▶ Requirements
Transcribe all the entries word for word, omitting any pictures they contain.

▶ Data for this exercise
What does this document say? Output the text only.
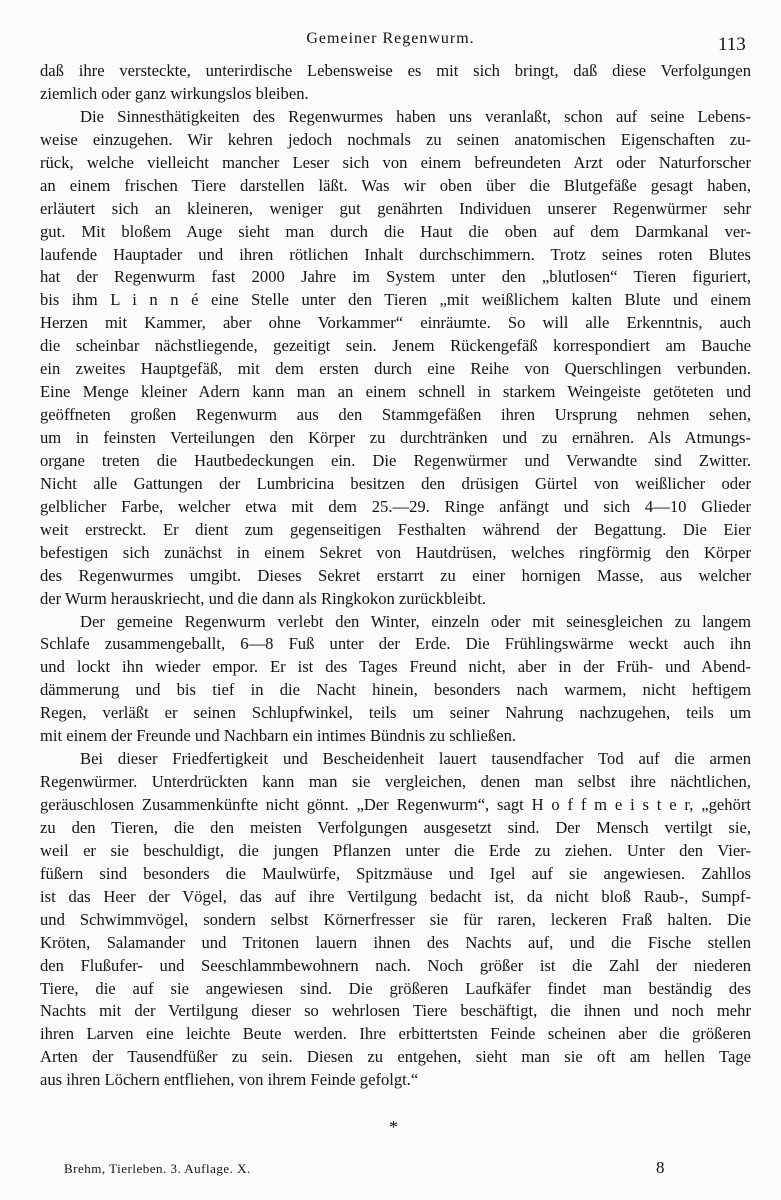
Gemeiner Regenwurm.	113
daß ihre versteckte, unterirdische Lebensweise es mit sich bringt, daß diese Verfolgungen
ziemlich oder ganz wirkungslos bleiben.
Die Sinnesthätigkeiten des Regenwurmes haben uns veranlaßt, schon auf seine Lebens-
weise einzugehen. Wir kehren jedoch nochmals zu seinen anatomischen Eigenschaften zu-
rück, welche vielleicht mancher Leser sich von einem befreundeten Arzt oder Naturforscher
an einem frischen Tiere darstellen läßt. Was wir oben über die Blutgefäße gesagt haben,
erläutert sich an kleineren, weniger gut genährten Individuen unserer Regenwürmer sehr
gut. Mit bloßem Auge sieht man durch die Haut die oben auf dem Darmkanal ver-
laufende Hauptader und ihren rötlichen Inhalt durchschimmern. Trotz seines roten Blutes
hat der Regenwurm fast 2000 Jahre im System unter den „blutlosen“ Tieren figuriert,
bis ihm L i n n é eine Stelle unter den Tieren „mit weißlichem kalten Blute und einem
Herzen mit Kammer, aber ohne Vorkammer“ einräumte. So will alle Erkenntnis, auch
die scheinbar nächstliegende, gezeitigt sein. Jenem Rückengefäß korrespondiert am Bauche
ein zweites Hauptgefäß, mit dem ersten durch eine Reihe von Querschlingen verbunden.
Eine Menge kleiner Adern kann man an einem schnell in starkem Weingeiste getöteten und
geöffneten großen Regenwurm aus den Stammgefäßen ihren Ursprung nehmen sehen,
um in feinsten Verteilungen den Körper zu durchtränken und zu ernähren. Als Atmungs-
organe treten die Hautbedeckungen ein. Die Regenwürmer und Verwandte sind Zwitter.
Nicht alle Gattungen der Lumbricina besitzen den drüsigen Gürtel von weißlicher oder
gelblicher Farbe, welcher etwa mit dem 25.—29. Ringe anfängt und sich 4—10 Glieder
weit erstreckt. Er dient zum gegenseitigen Festhalten während der Begattung. Die Eier
befestigen sich zunächst in einem Sekret von Hautdrüsen, welches ringförmig den Körper
des Regenwurmes umgibt. Dieses Sekret erstarrt zu einer hornigen Masse, aus welcher
der Wurm herauskriecht, und die dann als Ringkokon zurückbleibt.
Der gemeine Regenwurm verlebt den Winter, einzeln oder mit seinesgleichen zu langem
Schlafe zusammengeballt, 6—8 Fuß unter der Erde. Die Frühlingswärme weckt auch ihn
und lockt ihn wieder empor. Er ist des Tages Freund nicht, aber in der Früh- und Abend-
dämmerung und bis tief in die Nacht hinein, besonders nach warmem, nicht heftigem
Regen, verläßt er seinen Schlupfwinkel, teils um seiner Nahrung nachzugehen, teils um
mit einem der Freunde und Nachbarn ein intimes Bündnis zu schließen.
Bei dieser Friedfertigkeit und Bescheidenheit lauert tausendfacher Tod auf die armen
Regenwürmer. Unterdrückten kann man sie vergleichen, denen man selbst ihre nächtlichen,
geräuschlosen Zusammenkünfte nicht gönnt. „Der Regenwurm“, sagt H o f f m e i s t e r, „gehört
zu den Tieren, die den meisten Verfolgungen ausgesetzt sind. Der Mensch vertilgt sie,
weil er sie beschuldigt, die jungen Pflanzen unter die Erde zu ziehen. Unter den Vier-
füßern sind besonders die Maulwürfe, Spitzmäuse und Igel auf sie angewiesen. Zahllos
ist das Heer der Vögel, das auf ihre Vertilgung bedacht ist, da nicht bloß Raub-, Sumpf-
und Schwimmvögel, sondern selbst Körnerfresser sie für raren, leckeren Fraß halten. Die
Kröten, Salamander und Tritonen lauern ihnen des Nachts auf, und die Fische stellen
den Flußufer- und Seeschlammbewohnern nach. Noch größer ist die Zahl der niederen
Tiere, die auf sie angewiesen sind. Die größeren Laufkäfer findet man beständig des
Nachts mit der Vertilgung dieser so wehrlosen Tiere beschäftigt, die ihnen und noch mehr
ihren Larven eine leichte Beute werden. Ihre erbittertsten Feinde scheinen aber die größeren
Arten der Tausendfüßer zu sein. Diesen zu entgehen, sieht man sie oft am hellen Tage
aus ihren Löchern entfliehen, von ihrem Feinde gefolgt.“
*
Brehm, Tierleben. 3. Auflage. X.	8
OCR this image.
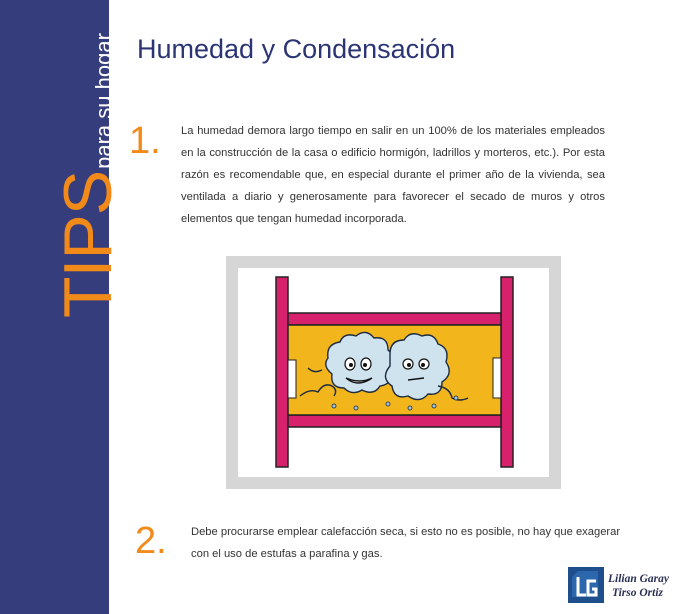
TIPSpara su hogar Humedad y Condensación
1. La humedad demora largo tiempo en salir en un 100% de los materiales empleados en la construcción de la casa o edificio hormigón, ladrillos y morteros, etc.). Por esta razón es recomendable que, en especial durante el primer año de la vivienda, sea ventilada a diario y generosamente para favorecer el secado de muros y otros elementos que tengan humedad incorporada.

2. Debe procurarse emplear calefacción seca, si esto no es posible, no hay que exagerar con el uso de estufas a parafina y gas.

Lilian Garay
Tirso Ortiz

▶ Solution to this task
What does this document say? Output the text only.
Gemeiner Regenwurm.	113
daß ihre versteckte, unterirdische Lebensweise es mit sich bringt, daß diese Verfolgungen
ziemlich oder ganz wirkungslos bleiben.
Die Sinnesthätigkeiten des Regenwurmes haben uns veranlaßt, schon auf seine Lebens-
weise einzugehen. Wir kehren jedoch nochmals zu seinen anatomischen Eigenschaften zu-
rück, welche vielleicht mancher Leser sich von einem befreundeten Arzt oder Naturforscher
an einem frischen Tiere darstellen läßt. Was wir oben über die Blutgefäße gesagt haben,
erläutert sich an kleineren, weniger gut genährten Individuen unserer Regenwürmer sehr
gut. Mit bloßem Auge sieht man durch die Haut die oben auf dem Darmkanal ver-
laufende Hauptader und ihren rötlichen Inhalt durchschimmern. Trotz seines roten Blutes
hat der Regenwurm fast 2000 Jahre im System unter den „blutlosen“ Tieren figuriert,
bis ihm L i n n é eine Stelle unter den Tieren „mit weißlichem kalten Blute und einem
Herzen mit Kammer, aber ohne Vorkammer“ einräumte. So will alle Erkenntnis, auch
die scheinbar nächstliegende, gezeitigt sein. Jenem Rückengefäß korrespondiert am Bauche
ein zweites Hauptgefäß, mit dem ersten durch eine Reihe von Querschlingen verbunden.
Eine Menge kleiner Adern kann man an einem schnell in starkem Weingeiste getöteten und
geöffneten großen Regenwurm aus den Stammgefäßen ihren Ursprung nehmen sehen,
um in feinsten Verteilungen den Körper zu durchtränken und zu ernähren. Als Atmungs-
organe treten die Hautbedeckungen ein. Die Regenwürmer und Verwandte sind Zwitter.
Nicht alle Gattungen der Lumbricina besitzen den drüsigen Gürtel von weißlicher oder
gelblicher Farbe, welcher etwa mit dem 25.—29. Ringe anfängt und sich 4—10 Glieder
weit erstreckt. Er dient zum gegenseitigen Festhalten während der Begattung. Die Eier
befestigen sich zunächst in einem Sekret von Hautdrüsen, welches ringförmig den Körper
des Regenwurmes umgibt. Dieses Sekret erstarrt zu einer hornigen Masse, aus welcher
der Wurm herauskriecht, und die dann als Ringkokon zurückbleibt.
Der gemeine Regenwurm verlebt den Winter, einzeln oder mit seinesgleichen zu langem
Schlafe zusammengeballt, 6—8 Fuß unter der Erde. Die Frühlingswärme weckt auch ihn
und lockt ihn wieder empor. Er ist des Tages Freund nicht, aber in der Früh- und Abend-
dämmerung und bis tief in die Nacht hinein, besonders nach warmem, nicht heftigem
Regen, verläßt er seinen Schlupfwinkel, teils um seiner Nahrung nachzugehen, teils um
mit einem der Freunde und Nachbarn ein intimes Bündnis zu schließen.
Bei dieser Friedfertigkeit und Bescheidenheit lauert tausendfacher Tod auf die armen
Regenwürmer. Unterdrückten kann man sie vergleichen, denen man selbst ihre nächtlichen,
geräuschlosen Zusammenkünfte nicht gönnt. „Der Regenwurm“, sagt H o f f m e i s t e r, „gehört
zu den Tieren, die den meisten Verfolgungen ausgesetzt sind. Der Mensch vertilgt sie,
weil er sie beschuldigt, die jungen Pflanzen unter die Erde zu ziehen. Unter den Vier-
füßern sind besonders die Maulwürfe, Spitzmäuse und Igel auf sie angewiesen. Zahllos
ist das Heer der Vögel, das auf ihre Vertilgung bedacht ist, da nicht bloß Raub-, Sumpf-
und Schwimmvögel, sondern selbst Körnerfresser sie für raren, leckeren Fraß halten. Die
Kröten, Salamander und Tritonen lauern ihnen des Nachts auf, und die Fische stellen
den Flußufer- und Seeschlammbewohnern nach. Noch größer ist die Zahl der niederen
Tiere, die auf sie angewiesen sind. Die größeren Laufkäfer findet man beständig des
Nachts mit der Vertilgung dieser so wehrlosen Tiere beschäftigt, die ihnen und noch mehr
ihren Larven eine leichte Beute werden. Ihre erbittertsten Feinde scheinen aber die größeren
Arten der Tausendfüßer zu sein. Diesen zu entgehen, sieht man sie oft am hellen Tage
aus ihren Löchern entfliehen, von ihrem Feinde gefolgt.“
*
Brehm, Tierleben. 3. Auflage. X.	8
OCR this image.
TIPSpara su hogar Humedad y Condensación
1. La humedad demora largo tiempo en salir en un 100% de los materiales empleados en la construcción de la casa o edificio hormigón, ladrillos y morteros, etc.). Por esta razón es recomendable que, en especial durante el primer año de la vivienda, sea ventilada a diario y generosamente para favorecer el secado de muros y otros elementos que tengan humedad incorporada.

2. Debe procurarse emplear calefacción seca, si esto no es posible, no hay que exagerar con el uso de estufas a parafina y gas.

Lilian Garay
Tirso Ortiz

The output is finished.